(INSTRUCTION) Bring together all lines of the material below that contain the string "nedre".

[Start DATASET ENTRIES]

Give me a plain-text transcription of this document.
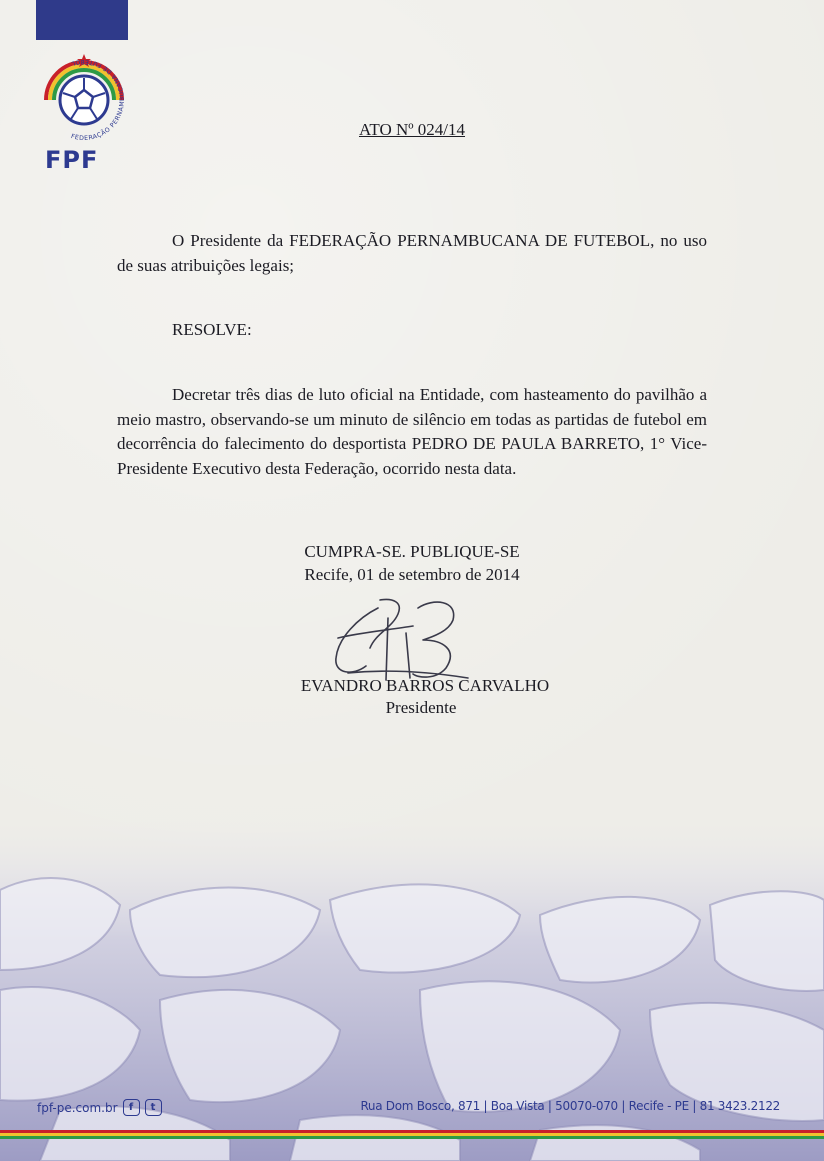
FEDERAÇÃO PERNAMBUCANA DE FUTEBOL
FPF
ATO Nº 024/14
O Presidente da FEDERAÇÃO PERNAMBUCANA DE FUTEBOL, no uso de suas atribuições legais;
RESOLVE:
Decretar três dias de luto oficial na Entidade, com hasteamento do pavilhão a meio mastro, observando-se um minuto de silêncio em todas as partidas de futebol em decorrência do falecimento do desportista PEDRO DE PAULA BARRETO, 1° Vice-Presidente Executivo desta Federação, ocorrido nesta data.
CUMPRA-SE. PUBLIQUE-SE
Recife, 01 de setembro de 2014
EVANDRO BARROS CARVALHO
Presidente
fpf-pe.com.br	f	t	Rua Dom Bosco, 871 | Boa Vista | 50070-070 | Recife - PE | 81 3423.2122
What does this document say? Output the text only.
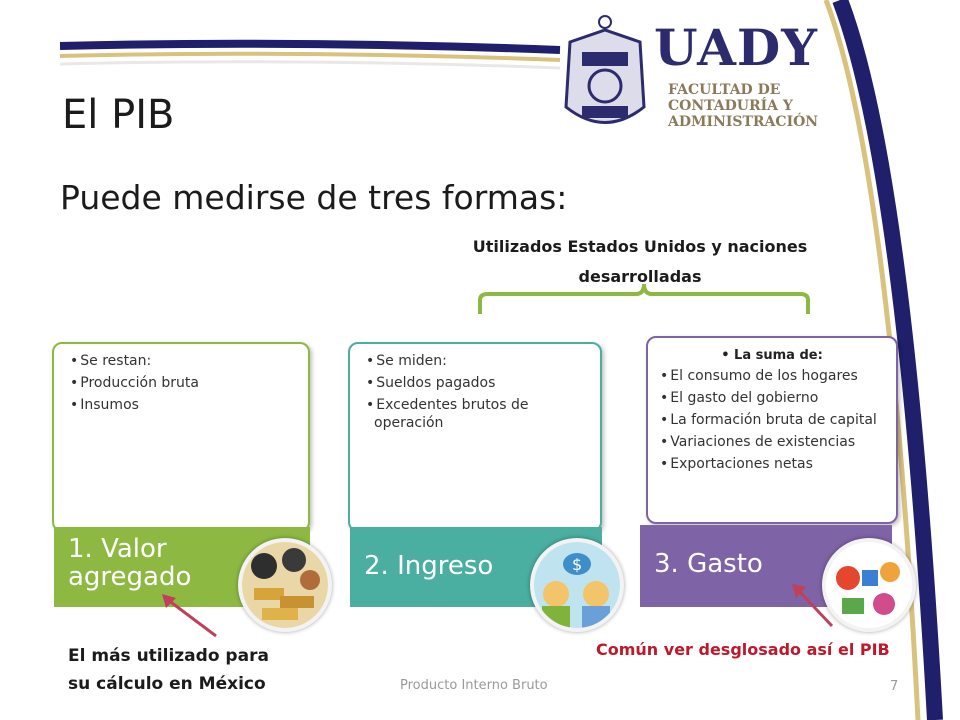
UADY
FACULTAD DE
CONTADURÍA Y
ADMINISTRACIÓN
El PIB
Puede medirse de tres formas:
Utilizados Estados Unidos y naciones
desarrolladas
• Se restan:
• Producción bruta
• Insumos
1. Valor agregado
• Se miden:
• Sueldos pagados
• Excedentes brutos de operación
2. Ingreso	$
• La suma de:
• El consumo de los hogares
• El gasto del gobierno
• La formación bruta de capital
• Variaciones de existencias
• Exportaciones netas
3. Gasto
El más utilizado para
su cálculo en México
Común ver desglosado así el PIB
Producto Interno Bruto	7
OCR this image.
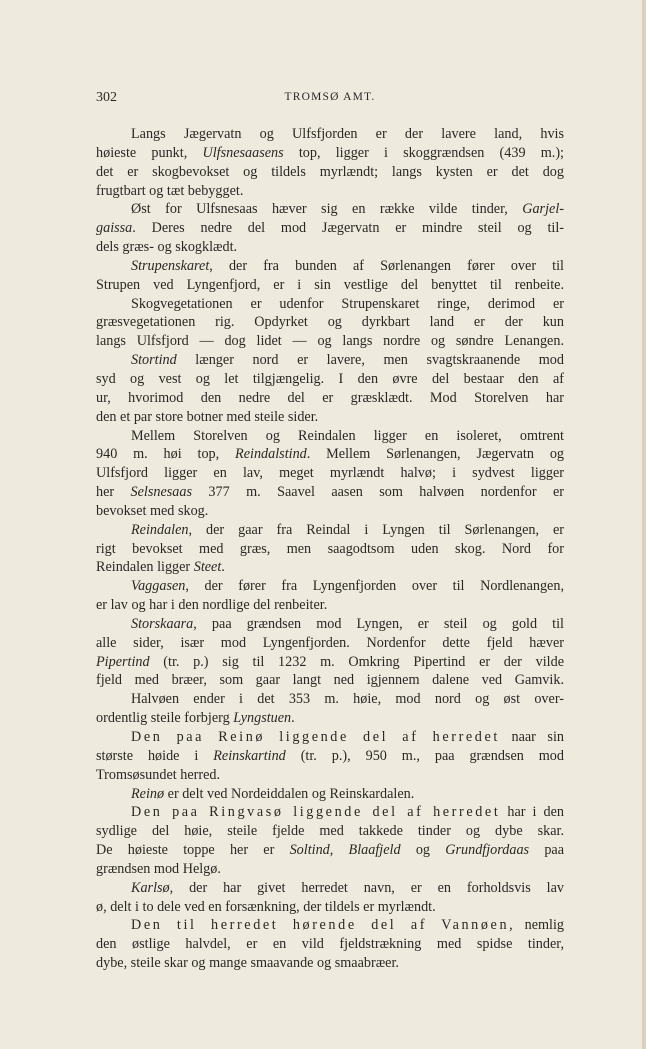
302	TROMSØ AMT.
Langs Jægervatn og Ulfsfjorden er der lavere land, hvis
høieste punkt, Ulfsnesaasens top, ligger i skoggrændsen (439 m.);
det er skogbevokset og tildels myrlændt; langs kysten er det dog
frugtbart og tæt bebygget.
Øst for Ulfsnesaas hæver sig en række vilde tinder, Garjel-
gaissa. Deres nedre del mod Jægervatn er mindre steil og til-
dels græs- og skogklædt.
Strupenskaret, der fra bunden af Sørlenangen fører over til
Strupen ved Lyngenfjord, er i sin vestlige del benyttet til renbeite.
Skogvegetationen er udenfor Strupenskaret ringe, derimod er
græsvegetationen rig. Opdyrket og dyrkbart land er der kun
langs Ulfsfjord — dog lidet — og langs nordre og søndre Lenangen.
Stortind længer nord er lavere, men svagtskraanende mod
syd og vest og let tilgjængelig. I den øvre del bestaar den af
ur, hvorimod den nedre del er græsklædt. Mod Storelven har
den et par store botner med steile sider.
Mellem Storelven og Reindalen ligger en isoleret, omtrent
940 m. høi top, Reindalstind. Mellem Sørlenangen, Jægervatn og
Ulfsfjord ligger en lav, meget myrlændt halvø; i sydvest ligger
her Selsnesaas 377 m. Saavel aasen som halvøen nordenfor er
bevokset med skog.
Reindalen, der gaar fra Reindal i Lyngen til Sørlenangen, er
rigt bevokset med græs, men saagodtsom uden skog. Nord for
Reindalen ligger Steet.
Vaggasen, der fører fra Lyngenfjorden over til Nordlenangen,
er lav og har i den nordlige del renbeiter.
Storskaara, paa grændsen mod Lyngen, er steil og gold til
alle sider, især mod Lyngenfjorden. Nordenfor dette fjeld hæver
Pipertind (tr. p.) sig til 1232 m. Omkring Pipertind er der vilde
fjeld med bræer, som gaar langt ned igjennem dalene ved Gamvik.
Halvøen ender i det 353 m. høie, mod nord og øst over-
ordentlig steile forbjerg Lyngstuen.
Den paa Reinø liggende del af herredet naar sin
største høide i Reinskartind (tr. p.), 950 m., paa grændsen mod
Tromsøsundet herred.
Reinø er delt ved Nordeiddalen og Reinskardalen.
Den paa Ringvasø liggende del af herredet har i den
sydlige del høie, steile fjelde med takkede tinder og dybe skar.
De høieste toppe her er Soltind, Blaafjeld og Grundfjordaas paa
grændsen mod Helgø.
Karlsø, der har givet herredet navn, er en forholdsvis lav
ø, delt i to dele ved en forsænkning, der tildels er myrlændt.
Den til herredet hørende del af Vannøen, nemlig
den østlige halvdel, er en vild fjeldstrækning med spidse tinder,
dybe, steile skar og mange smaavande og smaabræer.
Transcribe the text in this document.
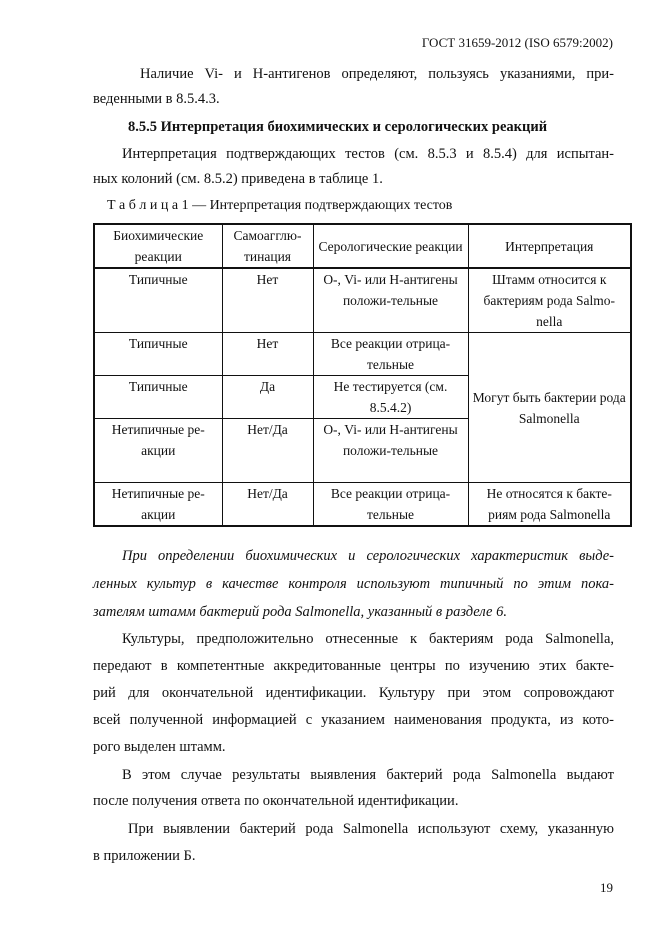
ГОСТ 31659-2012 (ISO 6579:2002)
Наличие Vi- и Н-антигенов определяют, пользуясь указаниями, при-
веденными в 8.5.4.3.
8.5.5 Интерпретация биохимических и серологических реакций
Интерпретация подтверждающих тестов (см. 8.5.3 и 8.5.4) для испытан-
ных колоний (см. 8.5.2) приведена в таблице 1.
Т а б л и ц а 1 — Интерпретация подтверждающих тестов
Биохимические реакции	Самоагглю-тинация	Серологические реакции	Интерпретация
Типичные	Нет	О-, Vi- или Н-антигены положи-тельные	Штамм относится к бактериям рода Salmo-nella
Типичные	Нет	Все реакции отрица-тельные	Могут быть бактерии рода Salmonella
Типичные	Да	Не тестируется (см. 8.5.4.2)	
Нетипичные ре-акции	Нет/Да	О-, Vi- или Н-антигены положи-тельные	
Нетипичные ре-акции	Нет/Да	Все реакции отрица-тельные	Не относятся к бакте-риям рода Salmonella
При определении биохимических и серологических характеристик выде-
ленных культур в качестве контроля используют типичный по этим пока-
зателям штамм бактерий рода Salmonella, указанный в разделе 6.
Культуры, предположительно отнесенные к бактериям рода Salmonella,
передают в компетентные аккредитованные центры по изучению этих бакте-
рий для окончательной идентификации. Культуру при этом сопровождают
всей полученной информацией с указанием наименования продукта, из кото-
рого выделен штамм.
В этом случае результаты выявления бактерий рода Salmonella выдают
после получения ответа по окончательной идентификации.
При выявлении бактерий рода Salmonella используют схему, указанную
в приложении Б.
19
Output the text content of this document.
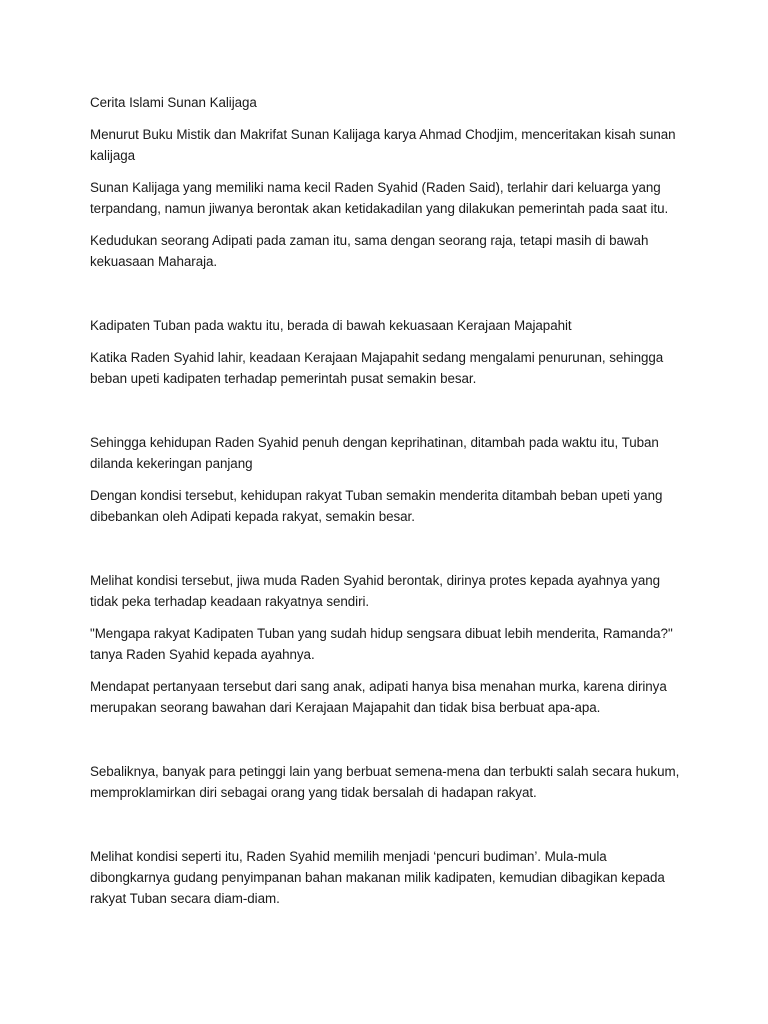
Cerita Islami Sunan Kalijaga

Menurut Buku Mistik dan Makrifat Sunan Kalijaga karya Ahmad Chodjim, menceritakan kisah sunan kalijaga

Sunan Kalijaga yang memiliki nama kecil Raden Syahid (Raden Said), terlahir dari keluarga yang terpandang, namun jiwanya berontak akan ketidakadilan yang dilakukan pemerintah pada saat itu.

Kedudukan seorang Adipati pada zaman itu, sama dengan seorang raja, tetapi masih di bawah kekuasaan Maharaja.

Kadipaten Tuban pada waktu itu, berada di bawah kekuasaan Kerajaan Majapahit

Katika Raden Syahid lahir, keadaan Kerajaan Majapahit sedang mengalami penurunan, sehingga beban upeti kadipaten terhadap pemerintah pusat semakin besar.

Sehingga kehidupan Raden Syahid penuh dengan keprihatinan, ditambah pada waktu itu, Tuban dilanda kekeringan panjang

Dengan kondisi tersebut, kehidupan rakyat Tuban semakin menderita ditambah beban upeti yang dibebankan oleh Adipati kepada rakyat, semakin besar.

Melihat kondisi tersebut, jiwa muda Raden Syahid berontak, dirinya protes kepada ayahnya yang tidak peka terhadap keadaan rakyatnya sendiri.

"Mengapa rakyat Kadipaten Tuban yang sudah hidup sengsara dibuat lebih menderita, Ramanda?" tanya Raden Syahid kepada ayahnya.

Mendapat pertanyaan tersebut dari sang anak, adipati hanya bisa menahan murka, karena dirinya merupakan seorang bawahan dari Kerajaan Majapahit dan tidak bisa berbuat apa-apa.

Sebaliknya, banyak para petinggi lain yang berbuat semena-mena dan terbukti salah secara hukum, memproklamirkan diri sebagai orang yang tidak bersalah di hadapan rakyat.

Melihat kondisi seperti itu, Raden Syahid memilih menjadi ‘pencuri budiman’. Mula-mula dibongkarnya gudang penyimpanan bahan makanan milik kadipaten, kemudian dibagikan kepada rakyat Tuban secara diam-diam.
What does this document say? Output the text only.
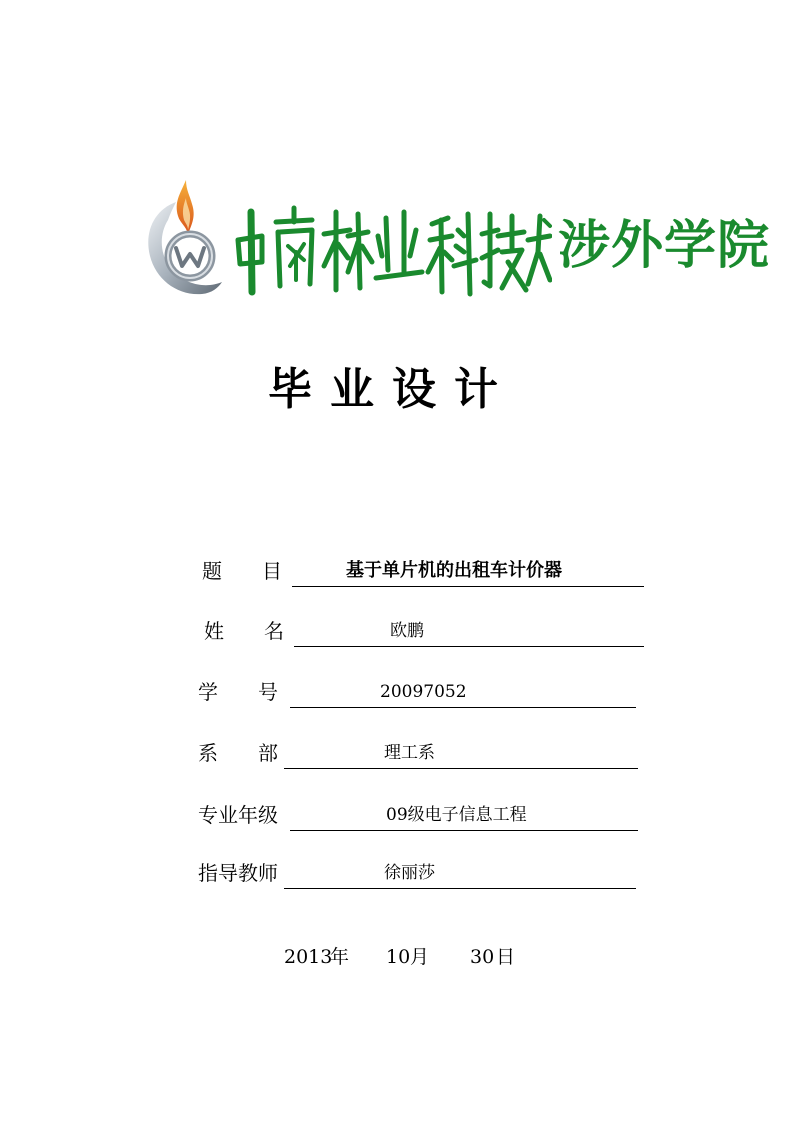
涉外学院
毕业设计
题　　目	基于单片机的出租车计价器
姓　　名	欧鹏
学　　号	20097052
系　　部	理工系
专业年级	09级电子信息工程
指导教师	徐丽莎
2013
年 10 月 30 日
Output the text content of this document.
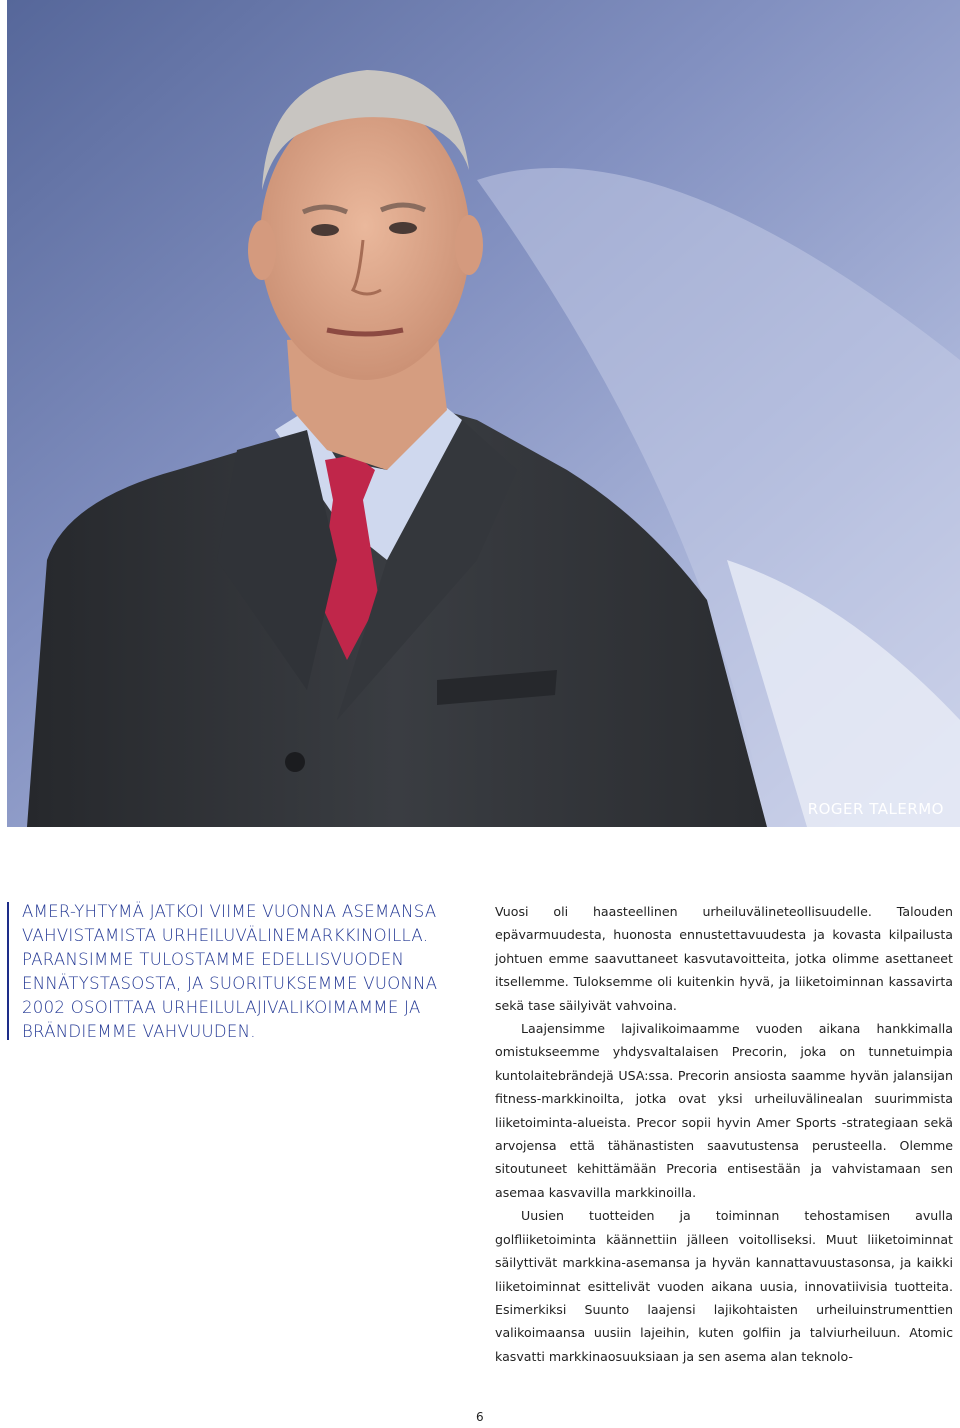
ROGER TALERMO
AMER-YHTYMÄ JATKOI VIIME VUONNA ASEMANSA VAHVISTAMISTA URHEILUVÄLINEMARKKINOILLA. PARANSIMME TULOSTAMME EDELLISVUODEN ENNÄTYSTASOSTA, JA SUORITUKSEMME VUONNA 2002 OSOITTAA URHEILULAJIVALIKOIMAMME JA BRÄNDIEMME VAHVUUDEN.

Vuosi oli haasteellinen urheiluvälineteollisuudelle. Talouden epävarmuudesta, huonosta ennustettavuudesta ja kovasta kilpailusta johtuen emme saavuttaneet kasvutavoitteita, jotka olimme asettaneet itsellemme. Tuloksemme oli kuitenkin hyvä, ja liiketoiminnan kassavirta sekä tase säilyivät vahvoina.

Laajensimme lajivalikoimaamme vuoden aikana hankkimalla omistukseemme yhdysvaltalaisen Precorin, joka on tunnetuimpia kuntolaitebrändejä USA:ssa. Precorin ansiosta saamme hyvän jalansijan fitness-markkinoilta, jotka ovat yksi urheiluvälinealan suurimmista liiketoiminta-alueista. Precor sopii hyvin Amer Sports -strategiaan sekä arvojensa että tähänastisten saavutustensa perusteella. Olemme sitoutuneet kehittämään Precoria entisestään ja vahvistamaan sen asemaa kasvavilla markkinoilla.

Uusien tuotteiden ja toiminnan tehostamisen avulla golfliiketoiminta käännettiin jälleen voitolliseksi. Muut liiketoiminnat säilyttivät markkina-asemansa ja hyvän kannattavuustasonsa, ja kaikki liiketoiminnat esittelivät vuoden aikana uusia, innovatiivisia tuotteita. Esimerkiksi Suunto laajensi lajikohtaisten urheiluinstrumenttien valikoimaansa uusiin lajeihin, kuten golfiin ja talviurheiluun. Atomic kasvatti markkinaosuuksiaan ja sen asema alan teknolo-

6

[End DATASET ENTRIES]

(EXERCISE ANSWER)
gaissa. Deres nedre del mod Jægervatn er mindre steil og til-
ur, hvorimod den nedre del er græsklædt. Mod Storelven har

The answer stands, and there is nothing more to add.